>> begin DATA ENTRIES

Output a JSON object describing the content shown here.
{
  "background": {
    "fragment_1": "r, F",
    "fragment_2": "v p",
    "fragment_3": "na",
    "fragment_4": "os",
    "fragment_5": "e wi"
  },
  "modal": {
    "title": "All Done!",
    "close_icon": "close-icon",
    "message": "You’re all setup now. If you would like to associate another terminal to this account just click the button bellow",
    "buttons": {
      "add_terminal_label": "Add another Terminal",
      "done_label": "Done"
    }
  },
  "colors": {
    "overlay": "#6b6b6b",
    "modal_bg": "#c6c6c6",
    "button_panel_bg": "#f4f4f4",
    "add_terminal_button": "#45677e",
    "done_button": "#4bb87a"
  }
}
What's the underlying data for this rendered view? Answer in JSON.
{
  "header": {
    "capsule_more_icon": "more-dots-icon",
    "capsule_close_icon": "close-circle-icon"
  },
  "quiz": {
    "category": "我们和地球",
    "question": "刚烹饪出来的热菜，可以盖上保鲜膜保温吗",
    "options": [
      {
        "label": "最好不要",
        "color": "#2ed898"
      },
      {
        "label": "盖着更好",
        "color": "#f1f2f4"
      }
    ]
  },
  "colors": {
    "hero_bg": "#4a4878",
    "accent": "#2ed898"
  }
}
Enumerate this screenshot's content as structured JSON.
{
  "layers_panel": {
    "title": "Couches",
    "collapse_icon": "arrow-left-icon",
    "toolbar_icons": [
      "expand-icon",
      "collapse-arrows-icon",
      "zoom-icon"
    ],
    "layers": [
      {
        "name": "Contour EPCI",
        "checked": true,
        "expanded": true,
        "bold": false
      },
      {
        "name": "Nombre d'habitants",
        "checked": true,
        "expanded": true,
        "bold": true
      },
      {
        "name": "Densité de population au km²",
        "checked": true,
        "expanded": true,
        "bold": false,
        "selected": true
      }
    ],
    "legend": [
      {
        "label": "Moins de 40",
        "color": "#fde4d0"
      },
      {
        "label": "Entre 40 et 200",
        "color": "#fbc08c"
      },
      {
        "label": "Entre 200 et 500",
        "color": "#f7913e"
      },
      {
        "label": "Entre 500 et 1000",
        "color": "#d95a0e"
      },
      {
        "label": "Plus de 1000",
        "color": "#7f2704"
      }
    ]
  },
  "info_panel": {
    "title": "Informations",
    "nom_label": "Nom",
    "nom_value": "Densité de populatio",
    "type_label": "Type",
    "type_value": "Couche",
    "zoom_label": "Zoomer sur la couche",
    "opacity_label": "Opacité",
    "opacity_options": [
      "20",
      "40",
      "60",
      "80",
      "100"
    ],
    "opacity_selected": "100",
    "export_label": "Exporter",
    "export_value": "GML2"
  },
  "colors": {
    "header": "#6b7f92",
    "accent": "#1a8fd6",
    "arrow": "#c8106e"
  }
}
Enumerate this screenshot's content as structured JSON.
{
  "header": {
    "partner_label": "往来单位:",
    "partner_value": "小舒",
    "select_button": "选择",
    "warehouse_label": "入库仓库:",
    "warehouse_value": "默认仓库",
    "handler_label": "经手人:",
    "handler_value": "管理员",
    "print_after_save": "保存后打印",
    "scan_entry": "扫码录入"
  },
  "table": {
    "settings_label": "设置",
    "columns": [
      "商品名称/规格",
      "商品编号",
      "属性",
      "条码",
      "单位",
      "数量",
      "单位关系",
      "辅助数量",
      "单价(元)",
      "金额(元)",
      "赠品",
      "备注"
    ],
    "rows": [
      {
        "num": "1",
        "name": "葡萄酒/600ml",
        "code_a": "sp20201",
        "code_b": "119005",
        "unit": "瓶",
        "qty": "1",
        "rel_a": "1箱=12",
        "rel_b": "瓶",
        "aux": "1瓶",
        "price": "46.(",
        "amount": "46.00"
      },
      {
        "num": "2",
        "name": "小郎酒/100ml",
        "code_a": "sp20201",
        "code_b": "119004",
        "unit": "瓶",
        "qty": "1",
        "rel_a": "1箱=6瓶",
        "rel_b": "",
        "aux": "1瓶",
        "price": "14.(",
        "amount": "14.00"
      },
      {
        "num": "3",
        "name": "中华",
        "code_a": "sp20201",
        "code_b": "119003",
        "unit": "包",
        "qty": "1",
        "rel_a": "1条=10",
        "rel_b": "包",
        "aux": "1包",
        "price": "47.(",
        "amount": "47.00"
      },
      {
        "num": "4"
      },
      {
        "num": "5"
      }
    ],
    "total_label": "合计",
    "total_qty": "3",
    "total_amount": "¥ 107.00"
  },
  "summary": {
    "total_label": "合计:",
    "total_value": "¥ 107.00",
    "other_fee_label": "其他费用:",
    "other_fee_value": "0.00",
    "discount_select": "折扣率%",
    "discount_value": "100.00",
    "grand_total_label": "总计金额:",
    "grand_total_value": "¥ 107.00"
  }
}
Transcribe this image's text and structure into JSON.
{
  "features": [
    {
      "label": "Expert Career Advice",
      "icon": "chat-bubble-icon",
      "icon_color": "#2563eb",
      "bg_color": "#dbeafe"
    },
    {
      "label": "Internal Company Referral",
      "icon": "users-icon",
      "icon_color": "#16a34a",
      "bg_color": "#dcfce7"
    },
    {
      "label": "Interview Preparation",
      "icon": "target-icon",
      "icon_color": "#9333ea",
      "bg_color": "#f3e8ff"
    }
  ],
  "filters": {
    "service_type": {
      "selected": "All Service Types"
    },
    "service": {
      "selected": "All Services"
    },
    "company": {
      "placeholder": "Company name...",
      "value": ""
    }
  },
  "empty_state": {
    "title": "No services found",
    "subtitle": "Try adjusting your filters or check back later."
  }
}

>> end DATA ENTRIES

- DIRECTION
Above are the records; retype them all without a single difference.

- RESPONSE
Output a JSON object describing the content shown here.
{
  "background": {
    "fragment_1": "r, F",
    "fragment_2": "v p",
    "fragment_3": "na",
    "fragment_4": "os",
    "fragment_5": "e wi"
  },
  "modal": {
    "title": "All Done!",
    "close_icon": "close-icon",
    "message": "You’re all setup now. If you would like to associate another terminal to this account just click the button bellow",
    "buttons": {
      "add_terminal_label": "Add another Terminal",
      "done_label": "Done"
    }
  },
  "colors": {
    "overlay": "#6b6b6b",
    "modal_bg": "#c6c6c6",
    "button_panel_bg": "#f4f4f4",
    "add_terminal_button": "#45677e",
    "done_button": "#4bb87a"
  }
}
What's the underlying data for this rendered view? Answer in JSON.
{
  "header": {
    "capsule_more_icon": "more-dots-icon",
    "capsule_close_icon": "close-circle-icon"
  },
  "quiz": {
    "category": "我们和地球",
    "question": "刚烹饪出来的热菜，可以盖上保鲜膜保温吗",
    "options": [
      {
        "label": "最好不要",
        "color": "#2ed898"
      },
      {
        "label": "盖着更好",
        "color": "#f1f2f4"
      }
    ]
  },
  "colors": {
    "hero_bg": "#4a4878",
    "accent": "#2ed898"
  }
}
Enumerate this screenshot's content as structured JSON.
{
  "layers_panel": {
    "title": "Couches",
    "collapse_icon": "arrow-left-icon",
    "toolbar_icons": [
      "expand-icon",
      "collapse-arrows-icon",
      "zoom-icon"
    ],
    "layers": [
      {
        "name": "Contour EPCI",
        "checked": true,
        "expanded": true,
        "bold": false
      },
      {
        "name": "Nombre d'habitants",
        "checked": true,
        "expanded": true,
        "bold": true
      },
      {
        "name": "Densité de population au km²",
        "checked": true,
        "expanded": true,
        "bold": false,
        "selected": true
      }
    ],
    "legend": [
      {
        "label": "Moins de 40",
        "color": "#fde4d0"
      },
      {
        "label": "Entre 40 et 200",
        "color": "#fbc08c"
      },
      {
        "label": "Entre 200 et 500",
        "color": "#f7913e"
      },
      {
        "label": "Entre 500 et 1000",
        "color": "#d95a0e"
      },
      {
        "label": "Plus de 1000",
        "color": "#7f2704"
      }
    ]
  },
  "info_panel": {
    "title": "Informations",
    "nom_label": "Nom",
    "nom_value": "Densité de populatio",
    "type_label": "Type",
    "type_value": "Couche",
    "zoom_label": "Zoomer sur la couche",
    "opacity_label": "Opacité",
    "opacity_options": [
      "20",
      "40",
      "60",
      "80",
      "100"
    ],
    "opacity_selected": "100",
    "export_label": "Exporter",
    "export_value": "GML2"
  },
  "colors": {
    "header": "#6b7f92",
    "accent": "#1a8fd6",
    "arrow": "#c8106e"
  }
}
Enumerate this screenshot's content as structured JSON.
{
  "header": {
    "partner_label": "往来单位:",
    "partner_value": "小舒",
    "select_button": "选择",
    "warehouse_label": "入库仓库:",
    "warehouse_value": "默认仓库",
    "handler_label": "经手人:",
    "handler_value": "管理员",
    "print_after_save": "保存后打印",
    "scan_entry": "扫码录入"
  },
  "table": {
    "settings_label": "设置",
    "columns": [
      "商品名称/规格",
      "商品编号",
      "属性",
      "条码",
      "单位",
      "数量",
      "单位关系",
      "辅助数量",
      "单价(元)",
      "金额(元)",
      "赠品",
      "备注"
    ],
    "rows": [
      {
        "num": "1",
        "name": "葡萄酒/600ml",
        "code_a": "sp20201",
        "code_b": "119005",
        "unit": "瓶",
        "qty": "1",
        "rel_a": "1箱=12",
        "rel_b": "瓶",
        "aux": "1瓶",
        "price": "46.(",
        "amount": "46.00"
      },
      {
        "num": "2",
        "name": "小郎酒/100ml",
        "code_a": "sp20201",
        "code_b": "119004",
        "unit": "瓶",
        "qty": "1",
        "rel_a": "1箱=6瓶",
        "rel_b": "",
        "aux": "1瓶",
        "price": "14.(",
        "amount": "14.00"
      },
      {
        "num": "3",
        "name": "中华",
        "code_a": "sp20201",
        "code_b": "119003",
        "unit": "包",
        "qty": "1",
        "rel_a": "1条=10",
        "rel_b": "包",
        "aux": "1包",
        "price": "47.(",
        "amount": "47.00"
      },
      {
        "num": "4"
      },
      {
        "num": "5"
      }
    ],
    "total_label": "合计",
    "total_qty": "3",
    "total_amount": "¥ 107.00"
  },
  "summary": {
    "total_label": "合计:",
    "total_value": "¥ 107.00",
    "other_fee_label": "其他费用:",
    "other_fee_value": "0.00",
    "discount_select": "折扣率%",
    "discount_value": "100.00",
    "grand_total_label": "总计金额:",
    "grand_total_value": "¥ 107.00"
  }
}
Transcribe this image's text and structure into JSON.
{
  "features": [
    {
      "label": "Expert Career Advice",
      "icon": "chat-bubble-icon",
      "icon_color": "#2563eb",
      "bg_color": "#dbeafe"
    },
    {
      "label": "Internal Company Referral",
      "icon": "users-icon",
      "icon_color": "#16a34a",
      "bg_color": "#dcfce7"
    },
    {
      "label": "Interview Preparation",
      "icon": "target-icon",
      "icon_color": "#9333ea",
      "bg_color": "#f3e8ff"
    }
  ],
  "filters": {
    "service_type": {
      "selected": "All Service Types"
    },
    "service": {
      "selected": "All Services"
    },
    "company": {
      "placeholder": "Company name...",
      "value": ""
    }
  },
  "empty_state": {
    "title": "No services found",
    "subtitle": "Try adjusting your filters or check back later."
  }
}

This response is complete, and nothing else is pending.